Your task is to retype each line of the data below exactly.
--- Records for the task ---
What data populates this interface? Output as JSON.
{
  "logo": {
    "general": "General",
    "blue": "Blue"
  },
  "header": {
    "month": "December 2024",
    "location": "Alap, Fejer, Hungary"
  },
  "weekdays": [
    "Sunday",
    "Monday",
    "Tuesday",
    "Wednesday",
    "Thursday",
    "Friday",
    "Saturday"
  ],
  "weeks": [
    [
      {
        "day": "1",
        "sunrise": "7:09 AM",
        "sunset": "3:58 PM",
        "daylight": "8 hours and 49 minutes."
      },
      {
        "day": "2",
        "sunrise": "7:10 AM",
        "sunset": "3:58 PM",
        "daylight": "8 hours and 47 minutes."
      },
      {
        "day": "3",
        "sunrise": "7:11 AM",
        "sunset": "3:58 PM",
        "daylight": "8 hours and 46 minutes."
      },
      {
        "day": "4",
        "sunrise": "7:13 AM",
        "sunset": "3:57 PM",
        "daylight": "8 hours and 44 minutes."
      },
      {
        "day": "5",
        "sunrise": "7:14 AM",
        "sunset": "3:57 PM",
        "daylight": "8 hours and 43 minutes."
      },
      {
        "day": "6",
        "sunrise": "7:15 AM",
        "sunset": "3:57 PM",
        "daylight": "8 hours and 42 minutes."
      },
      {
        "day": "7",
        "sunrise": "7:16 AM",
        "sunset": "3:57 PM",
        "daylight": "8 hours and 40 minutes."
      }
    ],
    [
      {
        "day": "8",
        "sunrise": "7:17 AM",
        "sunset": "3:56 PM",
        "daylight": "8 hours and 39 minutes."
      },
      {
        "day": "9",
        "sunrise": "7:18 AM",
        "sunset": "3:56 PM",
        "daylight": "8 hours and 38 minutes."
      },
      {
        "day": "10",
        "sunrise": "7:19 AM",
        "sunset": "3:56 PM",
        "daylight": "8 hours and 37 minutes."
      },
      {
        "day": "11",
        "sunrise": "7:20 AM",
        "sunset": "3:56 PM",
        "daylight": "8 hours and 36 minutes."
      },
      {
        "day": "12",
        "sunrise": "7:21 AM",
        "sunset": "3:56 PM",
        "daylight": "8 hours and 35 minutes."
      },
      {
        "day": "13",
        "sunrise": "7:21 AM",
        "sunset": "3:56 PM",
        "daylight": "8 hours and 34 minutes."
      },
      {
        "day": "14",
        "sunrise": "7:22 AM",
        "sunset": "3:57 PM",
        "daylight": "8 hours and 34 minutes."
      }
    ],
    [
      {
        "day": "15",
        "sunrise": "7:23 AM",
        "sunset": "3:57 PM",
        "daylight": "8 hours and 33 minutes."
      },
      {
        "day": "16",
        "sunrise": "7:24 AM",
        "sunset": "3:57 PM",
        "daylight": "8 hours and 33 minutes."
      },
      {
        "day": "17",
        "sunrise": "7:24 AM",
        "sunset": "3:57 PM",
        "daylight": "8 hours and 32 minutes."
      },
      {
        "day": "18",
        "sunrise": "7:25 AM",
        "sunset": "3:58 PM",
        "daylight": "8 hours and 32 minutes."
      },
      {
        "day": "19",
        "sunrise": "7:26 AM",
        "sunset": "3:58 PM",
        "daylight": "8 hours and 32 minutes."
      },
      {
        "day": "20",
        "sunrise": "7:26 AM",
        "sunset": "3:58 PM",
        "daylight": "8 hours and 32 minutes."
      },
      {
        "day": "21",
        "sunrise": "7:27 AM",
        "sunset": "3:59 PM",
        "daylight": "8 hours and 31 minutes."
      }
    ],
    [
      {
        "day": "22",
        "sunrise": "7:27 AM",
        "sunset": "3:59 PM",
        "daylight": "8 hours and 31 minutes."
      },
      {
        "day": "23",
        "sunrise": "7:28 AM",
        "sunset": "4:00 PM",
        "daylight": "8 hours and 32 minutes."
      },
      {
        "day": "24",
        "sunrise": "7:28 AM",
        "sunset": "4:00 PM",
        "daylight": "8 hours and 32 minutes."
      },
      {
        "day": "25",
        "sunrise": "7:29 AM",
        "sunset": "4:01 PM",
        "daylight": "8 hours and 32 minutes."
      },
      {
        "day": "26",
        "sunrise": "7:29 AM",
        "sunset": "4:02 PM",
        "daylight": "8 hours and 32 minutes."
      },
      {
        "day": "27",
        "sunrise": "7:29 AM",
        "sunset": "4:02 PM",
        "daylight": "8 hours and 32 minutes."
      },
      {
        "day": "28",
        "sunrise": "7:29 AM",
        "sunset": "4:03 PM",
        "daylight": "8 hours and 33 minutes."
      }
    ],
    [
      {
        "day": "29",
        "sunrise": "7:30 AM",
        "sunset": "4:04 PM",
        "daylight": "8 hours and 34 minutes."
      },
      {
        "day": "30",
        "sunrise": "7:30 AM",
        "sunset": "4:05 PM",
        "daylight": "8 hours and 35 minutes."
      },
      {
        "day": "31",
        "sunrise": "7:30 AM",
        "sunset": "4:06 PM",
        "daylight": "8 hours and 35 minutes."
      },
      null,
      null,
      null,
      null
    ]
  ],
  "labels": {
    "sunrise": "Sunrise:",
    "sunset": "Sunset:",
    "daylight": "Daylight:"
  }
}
---
_Exercise response_.
What data populates this interface? Output as JSON.
{
  "logo": {
    "general": "General",
    "blue": "Blue"
  },
  "header": {
    "month": "December 2024",
    "location": "Alap, Fejer, Hungary"
  },
  "weekdays": [
    "Sunday",
    "Monday",
    "Tuesday",
    "Wednesday",
    "Thursday",
    "Friday",
    "Saturday"
  ],
  "weeks": [
    [
      {
        "day": "1",
        "sunrise": "7:09 AM",
        "sunset": "3:58 PM",
        "daylight": "8 hours and 49 minutes."
      },
      {
        "day": "2",
        "sunrise": "7:10 AM",
        "sunset": "3:58 PM",
        "daylight": "8 hours and 47 minutes."
      },
      {
        "day": "3",
        "sunrise": "7:11 AM",
        "sunset": "3:58 PM",
        "daylight": "8 hours and 46 minutes."
      },
      {
        "day": "4",
        "sunrise": "7:13 AM",
        "sunset": "3:57 PM",
        "daylight": "8 hours and 44 minutes."
      },
      {
        "day": "5",
        "sunrise": "7:14 AM",
        "sunset": "3:57 PM",
        "daylight": "8 hours and 43 minutes."
      },
      {
        "day": "6",
        "sunrise": "7:15 AM",
        "sunset": "3:57 PM",
        "daylight": "8 hours and 42 minutes."
      },
      {
        "day": "7",
        "sunrise": "7:16 AM",
        "sunset": "3:57 PM",
        "daylight": "8 hours and 40 minutes."
      }
    ],
    [
      {
        "day": "8",
        "sunrise": "7:17 AM",
        "sunset": "3:56 PM",
        "daylight": "8 hours and 39 minutes."
      },
      {
        "day": "9",
        "sunrise": "7:18 AM",
        "sunset": "3:56 PM",
        "daylight": "8 hours and 38 minutes."
      },
      {
        "day": "10",
        "sunrise": "7:19 AM",
        "sunset": "3:56 PM",
        "daylight": "8 hours and 37 minutes."
      },
      {
        "day": "11",
        "sunrise": "7:20 AM",
        "sunset": "3:56 PM",
        "daylight": "8 hours and 36 minutes."
      },
      {
        "day": "12",
        "sunrise": "7:21 AM",
        "sunset": "3:56 PM",
        "daylight": "8 hours and 35 minutes."
      },
      {
        "day": "13",
        "sunrise": "7:21 AM",
        "sunset": "3:56 PM",
        "daylight": "8 hours and 34 minutes."
      },
      {
        "day": "14",
        "sunrise": "7:22 AM",
        "sunset": "3:57 PM",
        "daylight": "8 hours and 34 minutes."
      }
    ],
    [
      {
        "day": "15",
        "sunrise": "7:23 AM",
        "sunset": "3:57 PM",
        "daylight": "8 hours and 33 minutes."
      },
      {
        "day": "16",
        "sunrise": "7:24 AM",
        "sunset": "3:57 PM",
        "daylight": "8 hours and 33 minutes."
      },
      {
        "day": "17",
        "sunrise": "7:24 AM",
        "sunset": "3:57 PM",
        "daylight": "8 hours and 32 minutes."
      },
      {
        "day": "18",
        "sunrise": "7:25 AM",
        "sunset": "3:58 PM",
        "daylight": "8 hours and 32 minutes."
      },
      {
        "day": "19",
        "sunrise": "7:26 AM",
        "sunset": "3:58 PM",
        "daylight": "8 hours and 32 minutes."
      },
      {
        "day": "20",
        "sunrise": "7:26 AM",
        "sunset": "3:58 PM",
        "daylight": "8 hours and 32 minutes."
      },
      {
        "day": "21",
        "sunrise": "7:27 AM",
        "sunset": "3:59 PM",
        "daylight": "8 hours and 31 minutes."
      }
    ],
    [
      {
        "day": "22",
        "sunrise": "7:27 AM",
        "sunset": "3:59 PM",
        "daylight": "8 hours and 31 minutes."
      },
      {
        "day": "23",
        "sunrise": "7:28 AM",
        "sunset": "4:00 PM",
        "daylight": "8 hours and 32 minutes."
      },
      {
        "day": "24",
        "sunrise": "7:28 AM",
        "sunset": "4:00 PM",
        "daylight": "8 hours and 32 minutes."
      },
      {
        "day": "25",
        "sunrise": "7:29 AM",
        "sunset": "4:01 PM",
        "daylight": "8 hours and 32 minutes."
      },
      {
        "day": "26",
        "sunrise": "7:29 AM",
        "sunset": "4:02 PM",
        "daylight": "8 hours and 32 minutes."
      },
      {
        "day": "27",
        "sunrise": "7:29 AM",
        "sunset": "4:02 PM",
        "daylight": "8 hours and 32 minutes."
      },
      {
        "day": "28",
        "sunrise": "7:29 AM",
        "sunset": "4:03 PM",
        "daylight": "8 hours and 33 minutes."
      }
    ],
    [
      {
        "day": "29",
        "sunrise": "7:30 AM",
        "sunset": "4:04 PM",
        "daylight": "8 hours and 34 minutes."
      },
      {
        "day": "30",
        "sunrise": "7:30 AM",
        "sunset": "4:05 PM",
        "daylight": "8 hours and 35 minutes."
      },
      {
        "day": "31",
        "sunrise": "7:30 AM",
        "sunset": "4:06 PM",
        "daylight": "8 hours and 35 minutes."
      },
      null,
      null,
      null,
      null
    ]
  ],
  "labels": {
    "sunrise": "Sunrise:",
    "sunset": "Sunset:",
    "daylight": "Daylight:"
  }
}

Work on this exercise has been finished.